YOUR GOAL -> Review the material and extract every line in which the word "JSON" occurs.

━━━

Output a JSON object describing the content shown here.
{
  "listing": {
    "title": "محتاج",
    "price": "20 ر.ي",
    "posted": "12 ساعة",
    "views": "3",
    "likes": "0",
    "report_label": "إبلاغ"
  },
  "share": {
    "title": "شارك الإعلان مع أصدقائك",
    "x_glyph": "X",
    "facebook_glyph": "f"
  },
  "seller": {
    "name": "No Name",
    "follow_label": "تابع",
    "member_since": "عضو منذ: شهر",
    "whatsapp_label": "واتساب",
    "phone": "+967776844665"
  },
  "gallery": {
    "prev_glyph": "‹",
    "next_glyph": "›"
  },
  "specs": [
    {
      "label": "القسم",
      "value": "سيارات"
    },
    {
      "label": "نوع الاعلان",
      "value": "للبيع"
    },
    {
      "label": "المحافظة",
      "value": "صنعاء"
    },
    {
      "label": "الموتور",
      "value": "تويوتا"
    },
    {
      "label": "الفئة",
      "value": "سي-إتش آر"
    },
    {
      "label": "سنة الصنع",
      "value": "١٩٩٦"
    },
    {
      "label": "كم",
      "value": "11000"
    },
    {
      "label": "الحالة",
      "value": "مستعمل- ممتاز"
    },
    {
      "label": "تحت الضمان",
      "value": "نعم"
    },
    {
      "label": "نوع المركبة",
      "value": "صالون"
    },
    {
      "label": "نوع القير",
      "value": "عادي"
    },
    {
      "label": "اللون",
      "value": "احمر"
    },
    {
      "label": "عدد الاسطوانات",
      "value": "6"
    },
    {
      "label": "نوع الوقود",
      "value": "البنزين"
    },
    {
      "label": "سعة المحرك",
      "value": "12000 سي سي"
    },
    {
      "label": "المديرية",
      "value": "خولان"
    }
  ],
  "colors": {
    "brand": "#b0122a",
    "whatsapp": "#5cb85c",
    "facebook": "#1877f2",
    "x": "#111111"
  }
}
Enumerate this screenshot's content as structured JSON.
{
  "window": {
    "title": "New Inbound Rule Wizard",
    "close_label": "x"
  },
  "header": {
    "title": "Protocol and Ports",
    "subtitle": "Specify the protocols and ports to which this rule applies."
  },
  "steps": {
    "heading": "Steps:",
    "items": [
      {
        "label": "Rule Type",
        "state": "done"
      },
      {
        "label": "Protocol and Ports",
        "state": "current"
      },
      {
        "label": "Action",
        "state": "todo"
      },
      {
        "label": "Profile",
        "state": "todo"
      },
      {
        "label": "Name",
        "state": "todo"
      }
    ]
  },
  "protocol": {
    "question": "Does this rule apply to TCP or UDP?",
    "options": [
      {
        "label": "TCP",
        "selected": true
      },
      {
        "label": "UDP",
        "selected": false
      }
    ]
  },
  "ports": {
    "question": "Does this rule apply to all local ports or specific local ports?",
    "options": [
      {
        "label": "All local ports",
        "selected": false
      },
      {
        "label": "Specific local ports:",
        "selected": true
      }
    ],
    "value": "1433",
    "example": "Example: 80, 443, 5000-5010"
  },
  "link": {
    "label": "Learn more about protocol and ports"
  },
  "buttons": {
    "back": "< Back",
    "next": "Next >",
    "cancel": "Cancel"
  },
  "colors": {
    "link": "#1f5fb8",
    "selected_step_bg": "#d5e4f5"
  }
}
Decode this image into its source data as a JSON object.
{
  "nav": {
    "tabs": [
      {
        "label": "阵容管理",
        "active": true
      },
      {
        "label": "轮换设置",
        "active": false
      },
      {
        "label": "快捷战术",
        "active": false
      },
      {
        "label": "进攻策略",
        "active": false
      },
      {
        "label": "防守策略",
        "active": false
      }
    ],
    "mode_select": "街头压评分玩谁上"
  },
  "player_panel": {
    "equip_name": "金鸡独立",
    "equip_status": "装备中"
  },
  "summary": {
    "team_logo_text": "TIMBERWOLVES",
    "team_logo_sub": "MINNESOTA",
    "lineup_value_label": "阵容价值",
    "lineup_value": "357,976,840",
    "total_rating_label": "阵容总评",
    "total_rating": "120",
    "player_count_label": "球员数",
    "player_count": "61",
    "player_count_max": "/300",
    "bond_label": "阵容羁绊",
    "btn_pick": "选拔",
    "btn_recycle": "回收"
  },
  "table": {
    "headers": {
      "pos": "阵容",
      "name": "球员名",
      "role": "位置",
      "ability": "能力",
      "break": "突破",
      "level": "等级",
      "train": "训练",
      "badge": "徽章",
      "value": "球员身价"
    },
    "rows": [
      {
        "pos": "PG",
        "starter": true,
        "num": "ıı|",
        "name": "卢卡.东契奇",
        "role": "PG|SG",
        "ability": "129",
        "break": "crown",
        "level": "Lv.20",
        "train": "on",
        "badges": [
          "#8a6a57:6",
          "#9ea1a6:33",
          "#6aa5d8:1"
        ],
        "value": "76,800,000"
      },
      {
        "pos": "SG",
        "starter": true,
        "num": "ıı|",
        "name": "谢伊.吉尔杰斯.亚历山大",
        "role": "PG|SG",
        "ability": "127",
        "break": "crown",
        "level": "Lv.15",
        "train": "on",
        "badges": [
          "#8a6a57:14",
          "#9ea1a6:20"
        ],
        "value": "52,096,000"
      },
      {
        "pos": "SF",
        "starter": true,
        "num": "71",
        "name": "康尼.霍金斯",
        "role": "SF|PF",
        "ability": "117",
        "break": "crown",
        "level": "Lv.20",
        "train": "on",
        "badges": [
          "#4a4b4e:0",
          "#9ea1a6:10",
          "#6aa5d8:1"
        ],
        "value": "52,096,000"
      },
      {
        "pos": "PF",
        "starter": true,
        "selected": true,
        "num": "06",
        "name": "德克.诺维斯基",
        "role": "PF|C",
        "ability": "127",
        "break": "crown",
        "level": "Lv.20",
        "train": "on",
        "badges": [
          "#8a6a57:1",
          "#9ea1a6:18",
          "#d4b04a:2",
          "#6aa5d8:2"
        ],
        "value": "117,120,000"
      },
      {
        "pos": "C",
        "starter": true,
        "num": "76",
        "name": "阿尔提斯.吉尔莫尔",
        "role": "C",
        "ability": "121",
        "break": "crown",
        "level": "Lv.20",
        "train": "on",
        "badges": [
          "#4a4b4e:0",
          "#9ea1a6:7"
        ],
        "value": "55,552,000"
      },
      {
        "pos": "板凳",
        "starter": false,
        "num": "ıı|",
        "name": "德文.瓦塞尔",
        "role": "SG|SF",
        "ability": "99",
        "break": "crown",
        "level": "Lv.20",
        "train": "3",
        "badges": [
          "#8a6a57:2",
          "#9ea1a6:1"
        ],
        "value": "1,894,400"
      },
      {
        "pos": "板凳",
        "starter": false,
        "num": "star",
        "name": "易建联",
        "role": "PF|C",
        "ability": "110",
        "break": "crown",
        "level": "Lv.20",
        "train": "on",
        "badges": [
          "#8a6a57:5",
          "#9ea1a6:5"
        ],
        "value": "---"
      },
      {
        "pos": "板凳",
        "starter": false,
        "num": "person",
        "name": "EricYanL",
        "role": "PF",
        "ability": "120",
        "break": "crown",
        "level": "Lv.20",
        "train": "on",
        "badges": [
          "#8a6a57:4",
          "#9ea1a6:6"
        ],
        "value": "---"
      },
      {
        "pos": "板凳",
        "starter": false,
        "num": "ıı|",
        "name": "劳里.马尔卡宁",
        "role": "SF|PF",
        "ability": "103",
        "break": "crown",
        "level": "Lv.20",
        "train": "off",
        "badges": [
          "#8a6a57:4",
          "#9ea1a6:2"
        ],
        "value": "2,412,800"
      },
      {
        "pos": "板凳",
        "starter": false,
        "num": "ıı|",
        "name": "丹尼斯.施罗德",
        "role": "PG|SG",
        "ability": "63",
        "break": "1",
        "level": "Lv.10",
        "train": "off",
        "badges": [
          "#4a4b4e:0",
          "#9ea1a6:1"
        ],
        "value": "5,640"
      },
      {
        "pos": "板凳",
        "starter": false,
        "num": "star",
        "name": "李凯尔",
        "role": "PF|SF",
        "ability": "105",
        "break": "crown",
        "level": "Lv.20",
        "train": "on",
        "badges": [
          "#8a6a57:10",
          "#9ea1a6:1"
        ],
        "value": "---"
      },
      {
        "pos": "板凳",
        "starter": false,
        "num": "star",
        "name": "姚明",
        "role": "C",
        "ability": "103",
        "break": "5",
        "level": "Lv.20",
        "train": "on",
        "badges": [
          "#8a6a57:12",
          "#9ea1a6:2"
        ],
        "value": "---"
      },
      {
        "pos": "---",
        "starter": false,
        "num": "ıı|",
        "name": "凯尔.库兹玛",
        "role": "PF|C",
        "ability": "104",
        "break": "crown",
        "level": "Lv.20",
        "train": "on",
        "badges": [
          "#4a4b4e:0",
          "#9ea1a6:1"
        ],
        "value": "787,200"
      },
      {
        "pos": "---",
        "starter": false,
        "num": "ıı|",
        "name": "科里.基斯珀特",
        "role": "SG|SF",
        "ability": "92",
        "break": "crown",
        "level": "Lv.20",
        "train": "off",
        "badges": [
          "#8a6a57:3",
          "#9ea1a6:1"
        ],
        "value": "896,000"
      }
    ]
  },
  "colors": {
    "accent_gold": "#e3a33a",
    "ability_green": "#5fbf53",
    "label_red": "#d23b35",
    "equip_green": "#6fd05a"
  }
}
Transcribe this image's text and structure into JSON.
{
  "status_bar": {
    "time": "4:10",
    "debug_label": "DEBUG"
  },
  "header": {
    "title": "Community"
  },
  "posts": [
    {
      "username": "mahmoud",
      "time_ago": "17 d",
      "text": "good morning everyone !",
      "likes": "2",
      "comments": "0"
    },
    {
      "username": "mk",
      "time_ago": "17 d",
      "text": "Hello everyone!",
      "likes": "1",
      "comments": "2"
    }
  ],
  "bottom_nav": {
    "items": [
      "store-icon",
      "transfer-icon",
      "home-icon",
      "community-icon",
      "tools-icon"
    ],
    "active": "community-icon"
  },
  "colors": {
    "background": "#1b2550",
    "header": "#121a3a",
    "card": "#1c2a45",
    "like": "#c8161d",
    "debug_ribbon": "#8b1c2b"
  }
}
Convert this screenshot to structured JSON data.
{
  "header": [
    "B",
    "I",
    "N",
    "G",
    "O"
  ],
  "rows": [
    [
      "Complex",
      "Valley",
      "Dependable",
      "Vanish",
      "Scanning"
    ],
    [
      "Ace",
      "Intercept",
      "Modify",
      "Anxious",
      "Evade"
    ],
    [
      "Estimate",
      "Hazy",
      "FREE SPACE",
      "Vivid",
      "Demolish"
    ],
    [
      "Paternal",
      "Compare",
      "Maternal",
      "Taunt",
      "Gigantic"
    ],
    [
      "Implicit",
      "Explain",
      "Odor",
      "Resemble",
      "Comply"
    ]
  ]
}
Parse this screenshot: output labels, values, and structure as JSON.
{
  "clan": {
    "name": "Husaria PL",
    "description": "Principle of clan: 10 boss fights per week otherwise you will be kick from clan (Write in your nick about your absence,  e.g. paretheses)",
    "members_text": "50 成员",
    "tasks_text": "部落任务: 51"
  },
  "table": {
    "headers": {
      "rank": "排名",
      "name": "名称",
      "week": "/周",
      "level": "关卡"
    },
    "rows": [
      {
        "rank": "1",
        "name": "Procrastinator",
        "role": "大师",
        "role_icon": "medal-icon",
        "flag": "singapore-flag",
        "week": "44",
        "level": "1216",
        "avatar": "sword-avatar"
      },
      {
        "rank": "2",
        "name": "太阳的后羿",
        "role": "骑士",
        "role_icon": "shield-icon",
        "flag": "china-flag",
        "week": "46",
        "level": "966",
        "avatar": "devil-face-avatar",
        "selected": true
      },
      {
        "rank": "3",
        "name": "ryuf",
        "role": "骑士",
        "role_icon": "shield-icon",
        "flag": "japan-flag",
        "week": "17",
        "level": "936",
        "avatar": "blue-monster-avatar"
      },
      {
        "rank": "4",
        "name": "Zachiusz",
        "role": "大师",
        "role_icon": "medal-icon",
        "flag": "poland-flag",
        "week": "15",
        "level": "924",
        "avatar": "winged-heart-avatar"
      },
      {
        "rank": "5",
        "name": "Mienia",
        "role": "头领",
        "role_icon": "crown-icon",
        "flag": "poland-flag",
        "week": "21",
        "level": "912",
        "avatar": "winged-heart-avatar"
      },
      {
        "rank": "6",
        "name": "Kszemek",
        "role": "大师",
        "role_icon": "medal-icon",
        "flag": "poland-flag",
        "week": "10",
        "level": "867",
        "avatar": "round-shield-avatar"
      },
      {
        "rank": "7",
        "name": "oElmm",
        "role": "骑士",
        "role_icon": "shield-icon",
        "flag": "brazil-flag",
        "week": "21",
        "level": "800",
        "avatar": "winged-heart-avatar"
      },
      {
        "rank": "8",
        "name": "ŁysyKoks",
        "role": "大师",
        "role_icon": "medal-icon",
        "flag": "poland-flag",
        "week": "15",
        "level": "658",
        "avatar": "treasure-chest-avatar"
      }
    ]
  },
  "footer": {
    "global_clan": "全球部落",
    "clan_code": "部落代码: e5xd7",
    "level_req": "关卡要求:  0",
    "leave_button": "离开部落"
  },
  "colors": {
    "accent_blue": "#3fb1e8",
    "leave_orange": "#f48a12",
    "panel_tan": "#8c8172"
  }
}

━━━

WRITTEN RESPONSE ->
Output a JSON object describing the content shown here.
Enumerate this screenshot's content as structured JSON.
Decode this image into its source data as a JSON object.
Transcribe this image's text and structure into JSON.
Convert this screenshot to structured JSON data.
Parse this screenshot: output labels, values, and structure as JSON.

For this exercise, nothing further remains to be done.